-- Input data start --

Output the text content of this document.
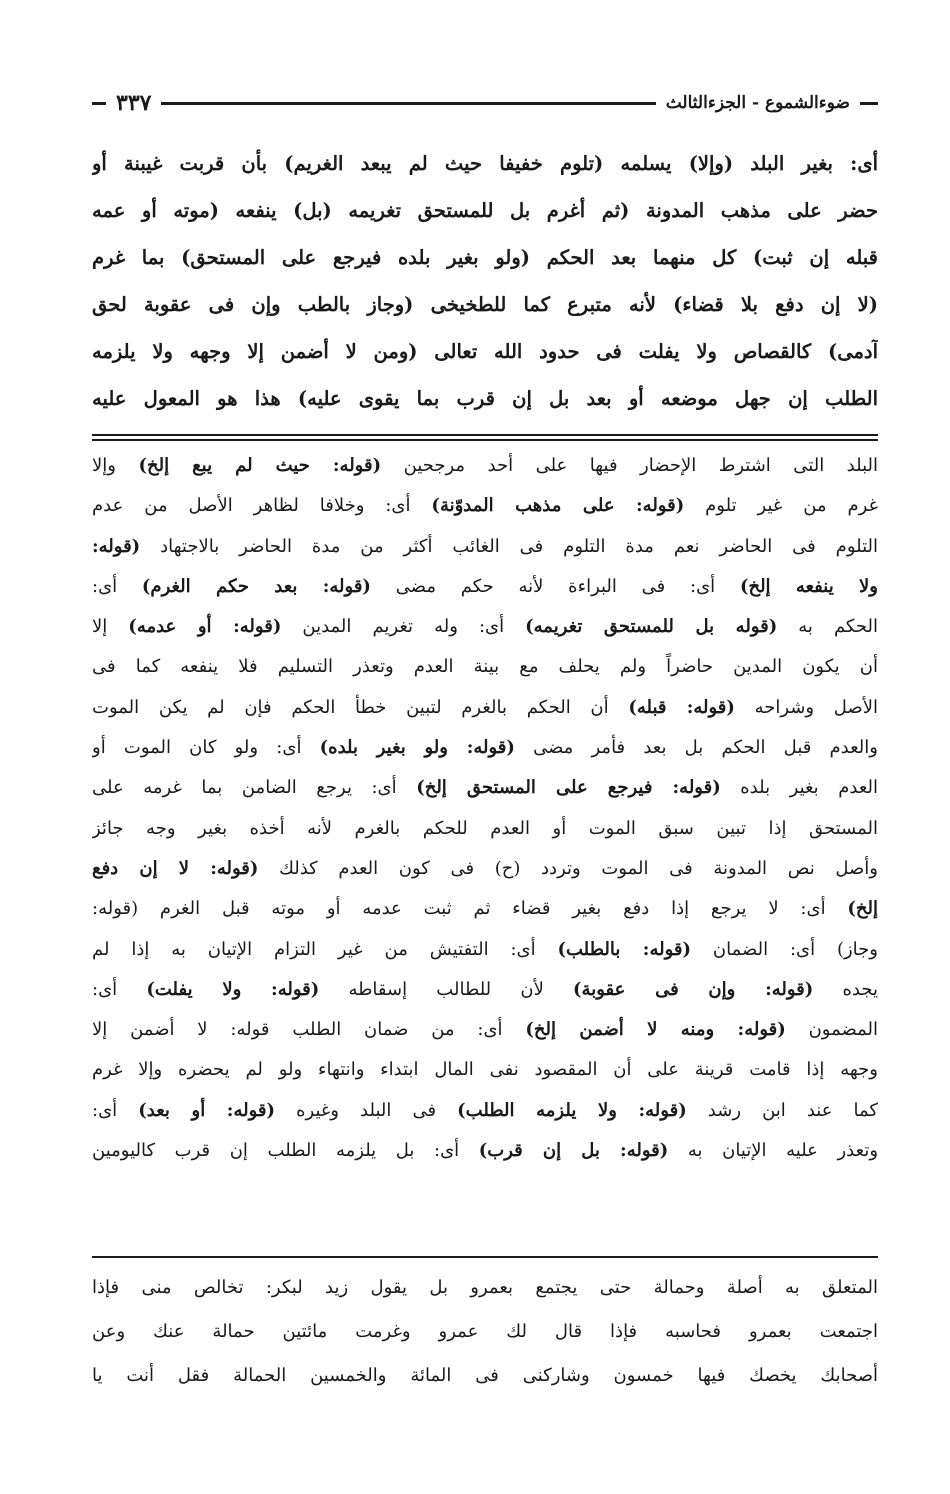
٣٣٧	ضوءالشموع - الجزءالثالث
أى: بغير البلد (وإلا) يسلمه (تلوم خفيفا حيث لم يبعد الغريم) بأن قربت غيبنة أو
حضر على مذهب المدونة (ثم أغرم بل للمستحق تغريمه (بل) ينفعه (موته أو عمه
قبله إن ثبت) كل منهما بعد الحكم (ولو بغير بلده فيرجع على المستحق) بما غرم
(لا إن دفع بلا قضاء) لأنه متبرع كما للطخيخى (وجاز بالطب وإن فى عقوبة لحق
آدمى) كالقصاص ولا يفلت فى حدود الله تعالى (ومن لا أضمن إلا وجهه ولا يلزمه
الطلب إن جهل موضعه أو بعد بل إن قرب بما يقوى عليه) هذا هو المعول عليه
البلد التى اشترط الإحضار فيها على أحد مرجحين (قوله: حيث لم يبع إلخ) وإلا
غرم من غير تلوم (قوله: على مذهب المدوّنة) أى: وخلافا لظاهر الأصل من عدم
التلوم فى الحاضر نعم مدة التلوم فى الغائب أكثر من مدة الحاضر بالاجتهاد (قوله:
ولا ينفعه إلخ) أى: فى البراءة لأنه حكم مضى (قوله: بعد حكم الغرم) أى:
الحكم به (قوله بل للمستحق تغريمه) أى: وله تغريم المدين (قوله: أو عدمه) إلا
أن يكون المدين حاضراً ولم يحلف مع بينة العدم وتعذر التسليم فلا ينفعه كما فى
الأصل وشراحه (قوله: قبله) أن الحكم بالغرم لتبين خطأ الحكم فإن لم يكن الموت
والعدم قبل الحكم بل بعد فأمر مضى (قوله: ولو بغير بلده) أى: ولو كان الموت أو
العدم بغير بلده (قوله: فيرجع على المستحق إلخ) أى: يرجع الضامن بما غرمه على
المستحق إذا تبين سبق الموت أو العدم للحكم بالغرم لأنه أخذه بغير وجه جائز
وأصل نص المدونة فى الموت وتردد (ح) فى كون العدم كذلك (قوله: لا إن دفع
إلخ) أى: لا يرجع إذا دفع بغير قضاء ثم ثبت عدمه أو موته قبل الغرم (قوله:
وجاز) أى: الضمان (قوله: بالطلب) أى: التفتيش من غير التزام الإتيان به إذا لم
يجده (قوله: وإن فى عقوبة) لأن للطالب إسقاطه (قوله: ولا يفلت) أى:
المضمون (قوله: ومنه لا أضمن إلخ) أى: من ضمان الطلب قوله: لا أضمن إلا
وجهه إذا قامت قرينة على أن المقصود نفى المال ابتداء وانتهاء ولو لم يحضره وإلا غرم
كما عند ابن رشد (قوله: ولا يلزمه الطلب) فى البلد وغيره (قوله: أو بعد) أى:
وتعذر عليه الإتيان به (قوله: بل إن قرب) أى: بل يلزمه الطلب إن قرب كاليومين
المتعلق به أصلة وحمالة حتى يجتمع بعمرو بل يقول زيد لبكر: تخالص منى فإذا
اجتمعت بعمرو فحاسبه فإذا قال لك عمرو وغرمت مائتين حمالة عنك وعن
أصحابك يخصك فيها خمسون وشاركنى فى المائة والخمسين الحمالة فقل أنت يا
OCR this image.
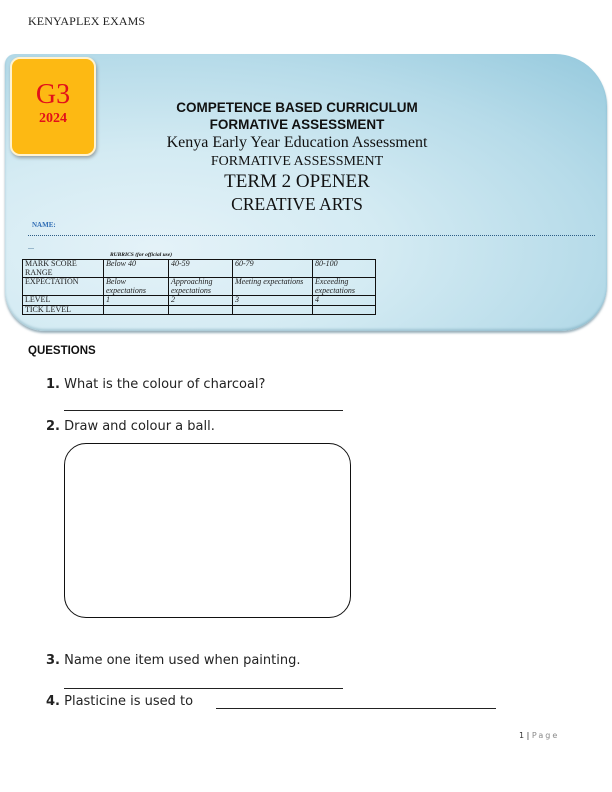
KENYAPLEX EXAMS
G3
2024
COMPETENCE BASED CURRICULUM
FORMATIVE ASSESSMENT
Kenya Early Year Education Assessment
FORMATIVE ASSESSMENT
TERM 2 OPENER
CREATIVE ARTS
NAME:
...
RUBRICS (for official use)
MARK SCORE RANGE	Below 40	40-59	60-79	80-100
EXPECTATION	Below expectations	Approaching expectations	Meeting expectations	Exceeding expectations
LEVEL	1	2	3	4
TICK LEVEL				
QUESTIONS
1. What is the colour of charcoal?
2. Draw and colour a ball.
3. Name one item used when painting.
4. Plasticine is used to
1 | Page
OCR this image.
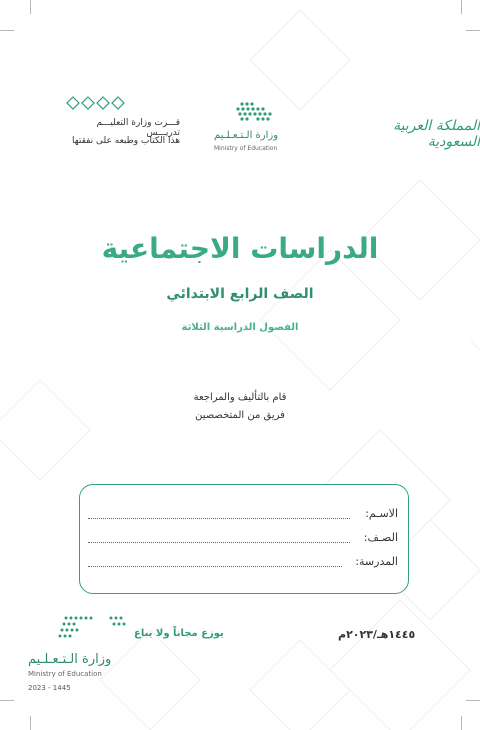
قـــرت وزارة التعليـــم تدريـــس
هذا الكتاب وطبعه على نفقتها	وزارة الـتـعـلـيم
Ministry of Education
المملكة العربية السعودية
الدراسات الاجتماعية
الصف الرابع الابتدائي
الفصول الدراسية الثلاثة
قام بالتأليف والمراجعة
فريق من المتخصصين
الاسـم:
الصـف:
المدرسة:
يوزع مجاناً ولا يباع
وزارة الـتـعـلـيم
Ministry of Education
2023 - 1445
١٤٤٥هـ/٢٠٢٣م
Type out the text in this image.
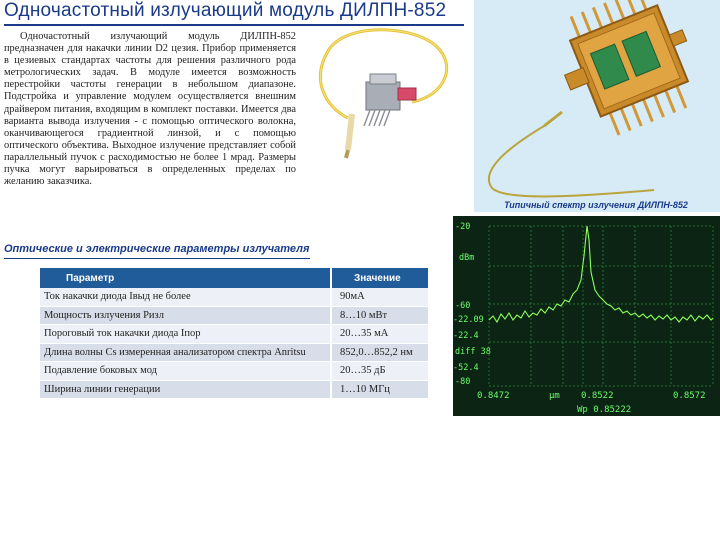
Одночастотный излучающий модуль ДИЛПН-852

Одночастотный излучающий модуль ДИЛПН-852 предназначен для накачки линии D2 цезия. Прибор применяется в цезиевых стандартах частоты для решения различного рода метрологических задач. В модуле имеется возможность перестройки частоты генерации в небольшом диапазоне. Подстройка и управление модулем осуществляется внешним драйвером питания, входящим в комплект поставки. Имеется два варианта вывода излучения - с помощью оптического волокна, оканчивающегося градиентной линзой, и с помощью оптического объектива. Выходное излучение представляет собой параллельный пучок с расходимостью не более 1 мрад. Размеры пучка могут варьироваться в определенных пределах по желанию заказчика.

Типичный спектр излучения ДИЛПН-852
Оптические и электрические параметры излучателя
Параметр	Значение
Ток накачки диода Iвыд не более	90мА
Мощность излучения Ризл	8…10 мВт
Пороговый ток накачки диода Iпор	20…35 мА
Длина волны Cs измеренная анализатором спектра Anritsu	852,0…852,2 нм
Подавление боковых мод	20…35 дБ
Ширина линии генерации	1…10 МГц
-20
dBm
-60
-22.09
-22.4
diff 38
-52.4
-80
0.8472	μm 0.8522	0.8572
Wp 0.85222
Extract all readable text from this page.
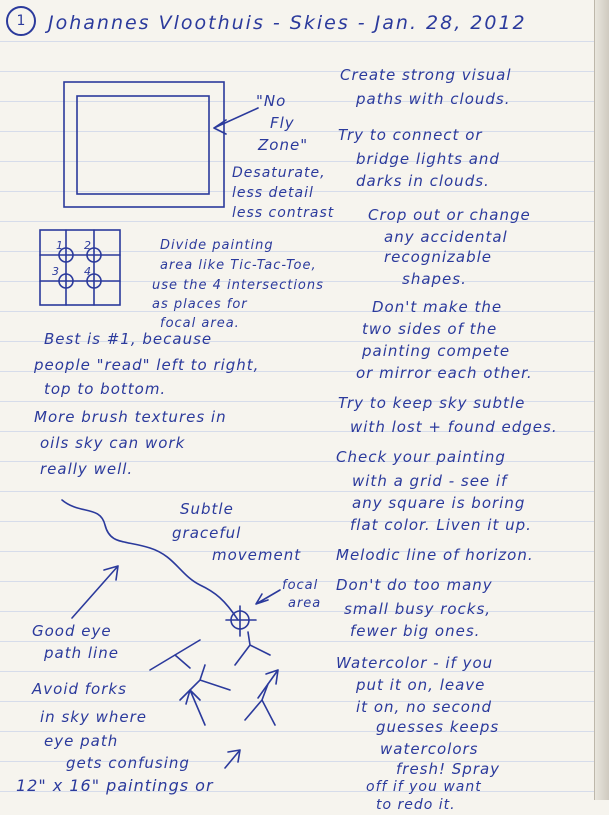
1	Johannes Vloothuis - Skies - Jan. 28, 2012
1 2
3 4
"No
Fly
Zone"
Desaturate,
less detail
less contrast
Divide painting
area like Tic-Tac-Toe,
use the 4 intersections
as places for
focal area.
Best is #1, because
people "read" left to right,
top to bottom.
More brush textures in
oils sky can work
really well.
Subtle
graceful
movement
focal
area
Good eye
path line
Avoid forks
in sky where
eye path
gets confusing
12" x 16" paintings or
Create strong visual
paths with clouds.
Try to connect or
bridge lights and
darks in clouds.
Crop out or change
any accidental
recognizable
shapes.
Don't make the
two sides of the
painting compete
or mirror each other.
Try to keep sky subtle
with lost + found edges.
Check your painting
with a grid - see if
any square is boring
flat color. Liven it up.
Melodic line of horizon.
Don't do too many
small busy rocks,
fewer big ones.
Watercolor - if you
put it on, leave
it on, no second
guesses keeps
watercolors
fresh! Spray
off if you want
to redo it.
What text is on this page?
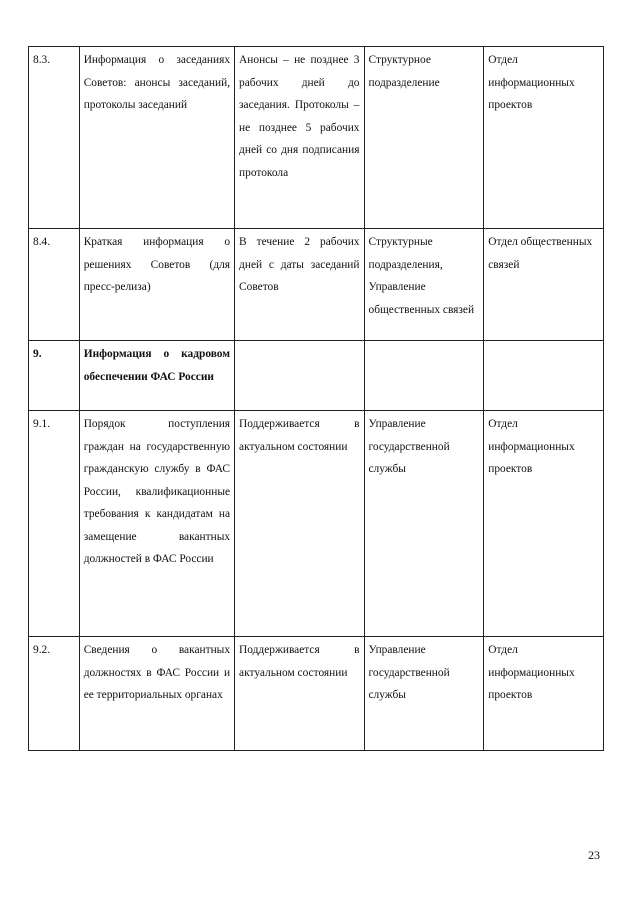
8.3.	Информация о заседаниях Советов: анонсы заседаний, протоколы заседаний	Анонсы – не позднее 3 рабочих дней до заседания. Протоколы – не позднее 5 рабочих дней со дня подписания протокола	Структурное подразделение	Отдел информационных проектов
8.4.	Краткая информация о решениях Советов (для пресс-релиза)	В течение 2 рабочих дней с даты заседаний Советов	Структурные подразделения, Управление общественных связей	Отдел общественных связей
9.	Информация о кадровом обеспечении ФАС России			
9.1.	Порядок поступления граждан на государственную гражданскую службу в ФАС России, квалификационные требования к кандидатам на замещение вакантных должностей в ФАС России	Поддерживается в актуальном состоянии	Управление государственной службы	Отдел информационных проектов
9.2.	Сведения о вакантных должностях в ФАС России и ее территориальных органах	Поддерживается в актуальном состоянии	Управление государственной службы	Отдел информационных проектов
23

-- Input data end --

» Work instructions
Leaving the pictures aside, transcribe the entire listing exactly.

» Solution for this task
Output the text content of this document.
٣٣٧	ضوءالشموع - الجزءالثالث
أى: بغير البلد (وإلا) يسلمه (تلوم خفيفا حيث لم يبعد الغريم) بأن قربت غيبنة أو
حضر على مذهب المدونة (ثم أغرم بل للمستحق تغريمه (بل) ينفعه (موته أو عمه
قبله إن ثبت) كل منهما بعد الحكم (ولو بغير بلده فيرجع على المستحق) بما غرم
(لا إن دفع بلا قضاء) لأنه متبرع كما للطخيخى (وجاز بالطب وإن فى عقوبة لحق
آدمى) كالقصاص ولا يفلت فى حدود الله تعالى (ومن لا أضمن إلا وجهه ولا يلزمه
الطلب إن جهل موضعه أو بعد بل إن قرب بما يقوى عليه) هذا هو المعول عليه
البلد التى اشترط الإحضار فيها على أحد مرجحين (قوله: حيث لم يبع إلخ) وإلا
غرم من غير تلوم (قوله: على مذهب المدوّنة) أى: وخلافا لظاهر الأصل من عدم
التلوم فى الحاضر نعم مدة التلوم فى الغائب أكثر من مدة الحاضر بالاجتهاد (قوله:
ولا ينفعه إلخ) أى: فى البراءة لأنه حكم مضى (قوله: بعد حكم الغرم) أى:
الحكم به (قوله بل للمستحق تغريمه) أى: وله تغريم المدين (قوله: أو عدمه) إلا
أن يكون المدين حاضراً ولم يحلف مع بينة العدم وتعذر التسليم فلا ينفعه كما فى
الأصل وشراحه (قوله: قبله) أن الحكم بالغرم لتبين خطأ الحكم فإن لم يكن الموت
والعدم قبل الحكم بل بعد فأمر مضى (قوله: ولو بغير بلده) أى: ولو كان الموت أو
العدم بغير بلده (قوله: فيرجع على المستحق إلخ) أى: يرجع الضامن بما غرمه على
المستحق إذا تبين سبق الموت أو العدم للحكم بالغرم لأنه أخذه بغير وجه جائز
وأصل نص المدونة فى الموت وتردد (ح) فى كون العدم كذلك (قوله: لا إن دفع
إلخ) أى: لا يرجع إذا دفع بغير قضاء ثم ثبت عدمه أو موته قبل الغرم (قوله:
وجاز) أى: الضمان (قوله: بالطلب) أى: التفتيش من غير التزام الإتيان به إذا لم
يجده (قوله: وإن فى عقوبة) لأن للطالب إسقاطه (قوله: ولا يفلت) أى:
المضمون (قوله: ومنه لا أضمن إلخ) أى: من ضمان الطلب قوله: لا أضمن إلا
وجهه إذا قامت قرينة على أن المقصود نفى المال ابتداء وانتهاء ولو لم يحضره وإلا غرم
كما عند ابن رشد (قوله: ولا يلزمه الطلب) فى البلد وغيره (قوله: أو بعد) أى:
وتعذر عليه الإتيان به (قوله: بل إن قرب) أى: بل يلزمه الطلب إن قرب كاليومين
المتعلق به أصلة وحمالة حتى يجتمع بعمرو بل يقول زيد لبكر: تخالص منى فإذا
اجتمعت بعمرو فحاسبه فإذا قال لك عمرو وغرمت مائتين حمالة عنك وعن
أصحابك يخصك فيها خمسون وشاركنى فى المائة والخمسين الحمالة فقل أنت يا
OCR this image.
KENYAPLEX EXAMS
G3
2024
COMPETENCE BASED CURRICULUM
FORMATIVE ASSESSMENT
Kenya Early Year Education Assessment
FORMATIVE ASSESSMENT
TERM 2 OPENER
CREATIVE ARTS
NAME:
...
RUBRICS (for official use)
MARK SCORE RANGE	Below 40	40-59	60-79	80-100
EXPECTATION	Below expectations	Approaching expectations	Meeting expectations	Exceeding expectations
LEVEL	1	2	3	4
TICK LEVEL				
QUESTIONS
1. What is the colour of charcoal?
2. Draw and colour a ball.
3. Name one item used when painting.
4. Plasticine is used to
1 | Page
OCR this image.
قـــرت وزارة التعليـــم تدريـــس
هذا الكتاب وطبعه على نفقتها	وزارة الـتـعـلـيم
Ministry of Education
المملكة العربية السعودية
الدراسات الاجتماعية
الصف الرابع الابتدائي
الفصول الدراسية الثلاثة
قام بالتأليف والمراجعة
فريق من المتخصصين
الاسـم:
الصـف:
المدرسة:
يوزع مجاناً ولا يباع
وزارة الـتـعـلـيم
Ministry of Education
2023 - 1445
١٤٤٥هـ/٢٠٢٣م
Type out the text in this image.
Одночастотный излучающий модуль ДИЛПН-852

Одночастотный излучающий модуль ДИЛПН-852 предназначен для накачки линии D2 цезия. Прибор применяется в цезиевых стандартах частоты для решения различного рода метрологических задач. В модуле имеется возможность перестройки частоты генерации в небольшом диапазоне. Подстройка и управление модулем осуществляется внешним драйвером питания, входящим в комплект поставки. Имеется два варианта вывода излучения - с помощью оптического волокна, оканчивающегося градиентной линзой, и с помощью оптического объектива. Выходное излучение представляет собой параллельный пучок с расходимостью не более 1 мрад. Размеры пучка могут варьироваться в определенных пределах по желанию заказчика.

Типичный спектр излучения ДИЛПН-852
Оптические и электрические параметры излучателя
Параметр	Значение
Ток накачки диода Iвыд не более	90мА
Мощность излучения Ризл	8…10 мВт
Пороговый ток накачки диода Iпор	20…35 мА
Длина волны Cs измеренная анализатором спектра Anritsu	852,0…852,2 нм
Подавление боковых мод	20…35 дБ
Ширина линии генерации	1…10 МГц
-20
dBm
-60
-22.09
-22.4
diff 38
-52.4
-80
0.8472	μm 0.8522	0.8572
Wp 0.85222
Extract all readable text from this page.
1	Johannes Vloothuis - Skies - Jan. 28, 2012
1 2
3 4
"No
Fly
Zone"
Desaturate,
less detail
less contrast
Divide painting
area like Tic-Tac-Toe,
use the 4 intersections
as places for
focal area.
Best is #1, because
people "read" left to right,
top to bottom.
More brush textures in
oils sky can work
really well.
Subtle
graceful
movement
focal
area
Good eye
path line
Avoid forks
in sky where
eye path
gets confusing
12" x 16" paintings or
Create strong visual
paths with clouds.
Try to connect or
bridge lights and
darks in clouds.
Crop out or change
any accidental
recognizable
shapes.
Don't make the
two sides of the
painting compete
or mirror each other.
Try to keep sky subtle
with lost + found edges.
Check your painting
with a grid - see if
any square is boring
flat color. Liven it up.
Melodic line of horizon.
Don't do too many
small busy rocks,
fewer big ones.
Watercolor - if you
put it on, leave
it on, no second
guesses keeps
watercolors
fresh! Spray
off if you want
to redo it.
What text is on this page?
8.3.	Информация о заседаниях Советов: анонсы заседаний, протоколы заседаний	Анонсы – не позднее 3 рабочих дней до заседания. Протоколы – не позднее 5 рабочих дней со дня подписания протокола	Структурное подразделение	Отдел информационных проектов
8.4.	Краткая информация о решениях Советов (для пресс-релиза)	В течение 2 рабочих дней с даты заседаний Советов	Структурные подразделения, Управление общественных связей	Отдел общественных связей
9.	Информация о кадровом обеспечении ФАС России			
9.1.	Порядок поступления граждан на государственную гражданскую службу в ФАС России, квалификационные требования к кандидатам на замещение вакантных должностей в ФАС России	Поддерживается в актуальном состоянии	Управление государственной службы	Отдел информационных проектов
9.2.	Сведения о вакантных должностях в ФАС России и ее территориальных органах	Поддерживается в актуальном состоянии	Управление государственной службы	Отдел информационных проектов
23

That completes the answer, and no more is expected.